§ DATA SHOWN
============

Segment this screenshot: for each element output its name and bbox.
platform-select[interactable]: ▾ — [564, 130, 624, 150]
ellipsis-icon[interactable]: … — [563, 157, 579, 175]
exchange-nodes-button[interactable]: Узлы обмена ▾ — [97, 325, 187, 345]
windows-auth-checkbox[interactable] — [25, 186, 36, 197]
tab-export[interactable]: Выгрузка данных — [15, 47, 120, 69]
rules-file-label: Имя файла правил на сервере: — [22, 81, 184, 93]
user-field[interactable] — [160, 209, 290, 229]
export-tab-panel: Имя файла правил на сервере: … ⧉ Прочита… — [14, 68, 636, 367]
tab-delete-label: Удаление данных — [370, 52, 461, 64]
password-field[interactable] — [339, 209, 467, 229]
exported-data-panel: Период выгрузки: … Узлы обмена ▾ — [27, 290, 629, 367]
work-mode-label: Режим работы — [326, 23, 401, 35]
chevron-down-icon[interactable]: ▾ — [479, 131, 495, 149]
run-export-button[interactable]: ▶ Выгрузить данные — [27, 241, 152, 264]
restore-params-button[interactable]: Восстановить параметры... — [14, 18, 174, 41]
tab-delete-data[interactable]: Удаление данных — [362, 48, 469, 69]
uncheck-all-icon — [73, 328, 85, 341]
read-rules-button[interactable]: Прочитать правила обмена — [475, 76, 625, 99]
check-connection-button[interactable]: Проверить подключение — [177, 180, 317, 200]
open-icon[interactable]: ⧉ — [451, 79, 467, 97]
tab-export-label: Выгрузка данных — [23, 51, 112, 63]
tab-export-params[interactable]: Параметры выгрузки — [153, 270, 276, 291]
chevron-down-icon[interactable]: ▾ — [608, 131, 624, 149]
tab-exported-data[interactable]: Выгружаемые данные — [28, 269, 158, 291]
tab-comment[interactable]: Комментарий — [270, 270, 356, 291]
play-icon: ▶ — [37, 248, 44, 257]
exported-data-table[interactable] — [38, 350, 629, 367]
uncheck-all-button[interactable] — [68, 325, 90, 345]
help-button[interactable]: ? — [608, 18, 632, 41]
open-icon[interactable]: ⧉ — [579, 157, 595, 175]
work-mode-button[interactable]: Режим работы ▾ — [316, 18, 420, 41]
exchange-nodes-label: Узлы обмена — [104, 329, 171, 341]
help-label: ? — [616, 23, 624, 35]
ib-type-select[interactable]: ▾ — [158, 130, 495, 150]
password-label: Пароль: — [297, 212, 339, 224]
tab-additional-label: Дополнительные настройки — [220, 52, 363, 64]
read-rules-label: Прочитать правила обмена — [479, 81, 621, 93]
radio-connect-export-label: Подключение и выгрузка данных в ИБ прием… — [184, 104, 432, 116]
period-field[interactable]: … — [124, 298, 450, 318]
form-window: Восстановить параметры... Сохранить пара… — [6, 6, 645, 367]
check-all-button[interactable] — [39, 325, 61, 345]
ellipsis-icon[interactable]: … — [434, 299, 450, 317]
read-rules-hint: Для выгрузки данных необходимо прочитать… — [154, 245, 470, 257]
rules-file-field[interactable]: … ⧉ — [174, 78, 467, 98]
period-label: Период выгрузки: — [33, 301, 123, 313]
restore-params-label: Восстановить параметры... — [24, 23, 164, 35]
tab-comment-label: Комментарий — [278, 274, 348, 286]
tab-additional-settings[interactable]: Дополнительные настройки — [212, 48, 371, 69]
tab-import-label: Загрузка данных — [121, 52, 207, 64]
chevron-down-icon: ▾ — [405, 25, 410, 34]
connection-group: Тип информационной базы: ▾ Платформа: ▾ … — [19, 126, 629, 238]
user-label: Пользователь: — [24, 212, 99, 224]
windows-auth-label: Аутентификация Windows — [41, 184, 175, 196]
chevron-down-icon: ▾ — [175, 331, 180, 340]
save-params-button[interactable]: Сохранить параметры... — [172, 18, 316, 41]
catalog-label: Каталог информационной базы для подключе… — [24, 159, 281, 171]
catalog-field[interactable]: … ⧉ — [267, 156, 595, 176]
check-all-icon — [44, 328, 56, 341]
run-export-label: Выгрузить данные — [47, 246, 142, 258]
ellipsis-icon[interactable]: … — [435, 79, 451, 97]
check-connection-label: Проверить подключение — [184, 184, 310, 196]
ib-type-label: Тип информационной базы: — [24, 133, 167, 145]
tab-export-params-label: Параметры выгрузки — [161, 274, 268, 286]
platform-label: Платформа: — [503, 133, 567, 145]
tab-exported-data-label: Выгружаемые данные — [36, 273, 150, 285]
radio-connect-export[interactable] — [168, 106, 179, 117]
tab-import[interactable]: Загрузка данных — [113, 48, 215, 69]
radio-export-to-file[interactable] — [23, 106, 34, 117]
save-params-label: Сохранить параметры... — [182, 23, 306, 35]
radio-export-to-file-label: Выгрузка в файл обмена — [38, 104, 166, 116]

============

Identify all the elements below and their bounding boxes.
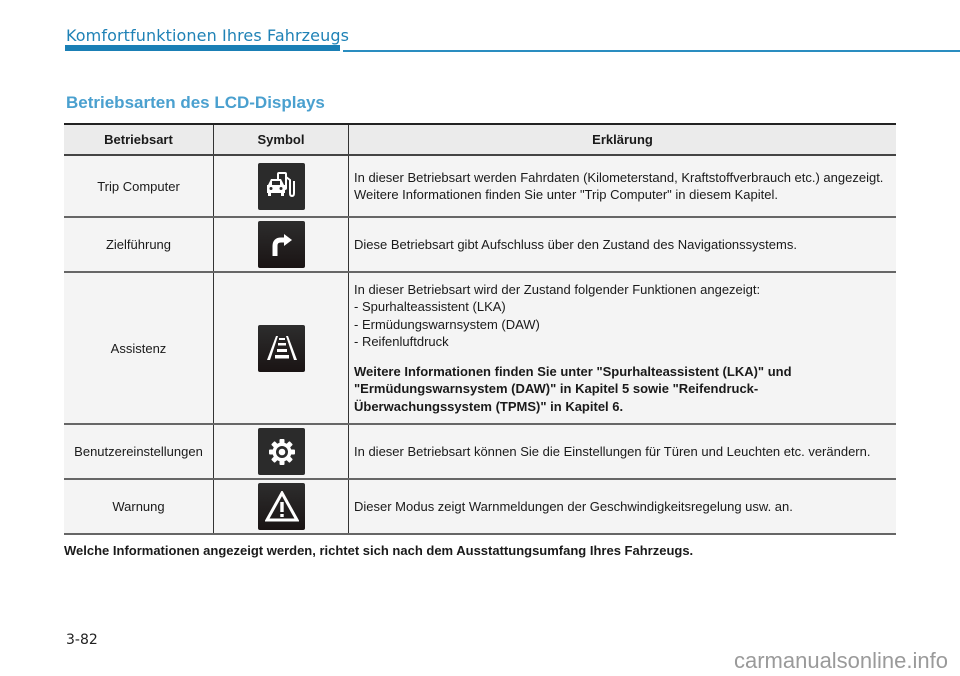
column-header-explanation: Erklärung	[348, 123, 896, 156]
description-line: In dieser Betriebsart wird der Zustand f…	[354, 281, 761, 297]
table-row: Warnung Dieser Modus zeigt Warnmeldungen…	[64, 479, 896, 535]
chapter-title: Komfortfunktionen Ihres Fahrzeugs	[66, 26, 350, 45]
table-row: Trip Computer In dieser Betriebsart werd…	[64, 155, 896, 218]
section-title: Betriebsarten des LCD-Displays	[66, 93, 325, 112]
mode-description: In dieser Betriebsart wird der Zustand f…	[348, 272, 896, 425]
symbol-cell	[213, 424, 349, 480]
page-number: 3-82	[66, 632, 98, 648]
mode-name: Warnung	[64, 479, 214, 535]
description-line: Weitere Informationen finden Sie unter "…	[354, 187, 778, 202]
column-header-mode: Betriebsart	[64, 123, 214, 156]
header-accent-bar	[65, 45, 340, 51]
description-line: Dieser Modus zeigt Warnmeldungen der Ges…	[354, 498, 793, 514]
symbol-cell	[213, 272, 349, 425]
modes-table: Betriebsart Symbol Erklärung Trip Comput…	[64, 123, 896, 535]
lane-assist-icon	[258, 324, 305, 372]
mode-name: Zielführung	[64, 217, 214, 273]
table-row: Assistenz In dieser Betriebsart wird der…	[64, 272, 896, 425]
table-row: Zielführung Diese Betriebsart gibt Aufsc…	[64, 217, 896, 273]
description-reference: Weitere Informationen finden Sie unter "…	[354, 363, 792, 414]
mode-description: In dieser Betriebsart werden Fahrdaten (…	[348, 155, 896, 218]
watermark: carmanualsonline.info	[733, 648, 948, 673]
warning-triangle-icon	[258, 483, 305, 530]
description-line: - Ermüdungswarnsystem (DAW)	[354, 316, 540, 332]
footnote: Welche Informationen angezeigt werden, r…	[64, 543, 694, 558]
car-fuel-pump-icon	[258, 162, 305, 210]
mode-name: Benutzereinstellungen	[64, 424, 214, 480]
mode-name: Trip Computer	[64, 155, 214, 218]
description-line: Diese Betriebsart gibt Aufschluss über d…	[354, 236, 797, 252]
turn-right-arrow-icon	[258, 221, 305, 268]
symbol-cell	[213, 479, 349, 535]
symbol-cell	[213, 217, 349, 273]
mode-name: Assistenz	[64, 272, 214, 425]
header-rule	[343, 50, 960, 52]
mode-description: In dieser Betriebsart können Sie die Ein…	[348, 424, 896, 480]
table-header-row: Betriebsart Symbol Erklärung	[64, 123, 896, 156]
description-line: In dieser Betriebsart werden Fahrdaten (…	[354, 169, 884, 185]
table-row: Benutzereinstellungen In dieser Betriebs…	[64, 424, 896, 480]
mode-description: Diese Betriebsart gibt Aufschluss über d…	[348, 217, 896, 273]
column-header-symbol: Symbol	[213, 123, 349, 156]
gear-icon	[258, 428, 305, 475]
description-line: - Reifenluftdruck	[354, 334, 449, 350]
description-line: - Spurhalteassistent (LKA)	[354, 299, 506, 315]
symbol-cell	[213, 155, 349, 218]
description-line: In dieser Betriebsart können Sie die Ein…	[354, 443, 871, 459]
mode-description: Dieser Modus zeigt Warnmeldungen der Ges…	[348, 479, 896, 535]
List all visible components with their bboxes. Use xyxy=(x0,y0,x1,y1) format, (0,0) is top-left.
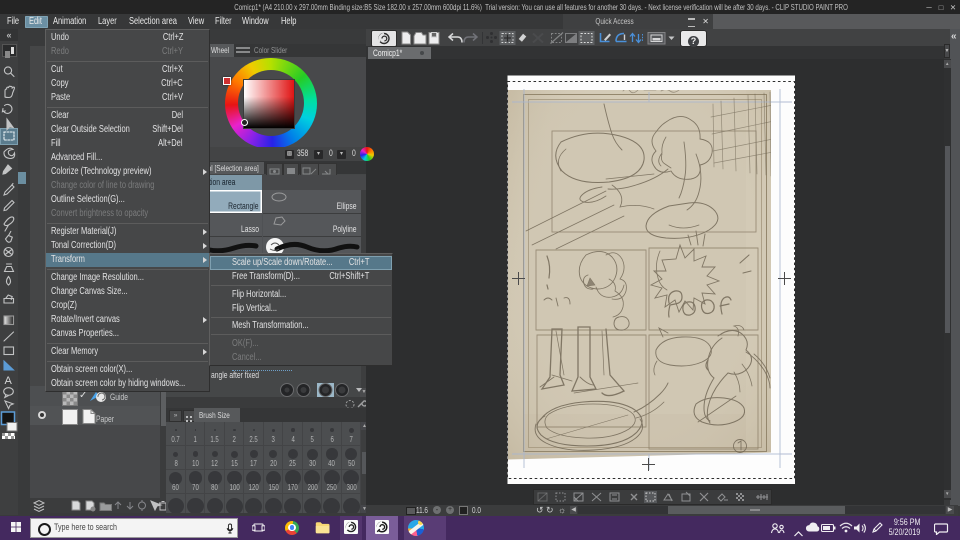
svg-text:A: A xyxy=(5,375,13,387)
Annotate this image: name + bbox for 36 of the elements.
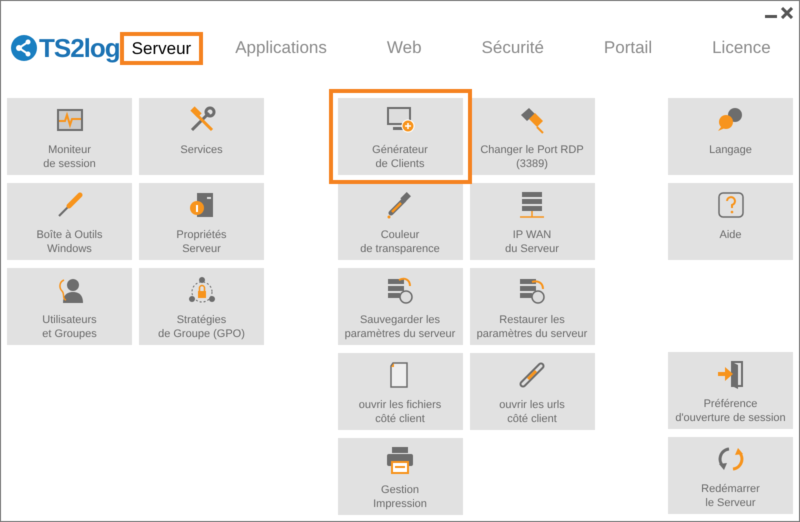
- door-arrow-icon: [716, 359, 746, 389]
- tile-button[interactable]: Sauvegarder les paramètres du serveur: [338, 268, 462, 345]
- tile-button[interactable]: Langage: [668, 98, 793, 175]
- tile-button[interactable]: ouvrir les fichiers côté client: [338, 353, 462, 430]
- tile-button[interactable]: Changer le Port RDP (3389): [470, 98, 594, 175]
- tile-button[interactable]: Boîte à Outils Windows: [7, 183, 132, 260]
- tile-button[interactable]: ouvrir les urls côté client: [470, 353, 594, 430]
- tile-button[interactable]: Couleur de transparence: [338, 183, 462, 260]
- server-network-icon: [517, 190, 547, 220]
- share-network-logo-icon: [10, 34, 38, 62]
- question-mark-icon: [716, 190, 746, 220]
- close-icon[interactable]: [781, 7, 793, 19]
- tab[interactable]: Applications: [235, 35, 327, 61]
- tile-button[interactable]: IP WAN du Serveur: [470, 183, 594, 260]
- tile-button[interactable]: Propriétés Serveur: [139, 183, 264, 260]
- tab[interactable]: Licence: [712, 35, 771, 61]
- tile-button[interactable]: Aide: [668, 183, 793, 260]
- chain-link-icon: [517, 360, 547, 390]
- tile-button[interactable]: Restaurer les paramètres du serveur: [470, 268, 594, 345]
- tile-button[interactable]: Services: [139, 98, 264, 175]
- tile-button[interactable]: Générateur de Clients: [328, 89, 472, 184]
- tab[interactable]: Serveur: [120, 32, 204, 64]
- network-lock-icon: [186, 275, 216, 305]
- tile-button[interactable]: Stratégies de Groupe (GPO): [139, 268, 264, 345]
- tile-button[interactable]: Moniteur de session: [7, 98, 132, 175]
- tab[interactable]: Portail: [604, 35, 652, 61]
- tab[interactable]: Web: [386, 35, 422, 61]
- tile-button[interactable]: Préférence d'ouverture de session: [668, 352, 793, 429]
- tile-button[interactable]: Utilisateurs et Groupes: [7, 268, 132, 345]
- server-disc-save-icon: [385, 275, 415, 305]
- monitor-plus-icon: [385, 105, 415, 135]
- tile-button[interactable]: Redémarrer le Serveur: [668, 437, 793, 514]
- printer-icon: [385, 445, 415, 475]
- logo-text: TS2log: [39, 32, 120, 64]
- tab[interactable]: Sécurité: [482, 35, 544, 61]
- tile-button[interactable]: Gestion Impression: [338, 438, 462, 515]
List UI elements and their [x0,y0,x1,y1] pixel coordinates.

============

§ AIM
Rewrite the lines from the one containing "Segment this screenshot: for" up to and including the one containing "tab-export[interactable]: Выгрузка данных", putting "clickable" wherever "interactable" appears and changing nothing else.

§ OUTPUT FOR THIS TASK
Segment this screenshot: for each element output its name and bbox.
platform-select[clickable]: ▾ — [564, 130, 624, 150]
ellipsis-icon[clickable]: … — [563, 157, 579, 175]
exchange-nodes-button[clickable]: Узлы обмена ▾ — [97, 325, 187, 345]
windows-auth-checkbox[clickable] — [25, 186, 36, 197]
tab-export[clickable]: Выгрузка данных — [15, 47, 120, 69]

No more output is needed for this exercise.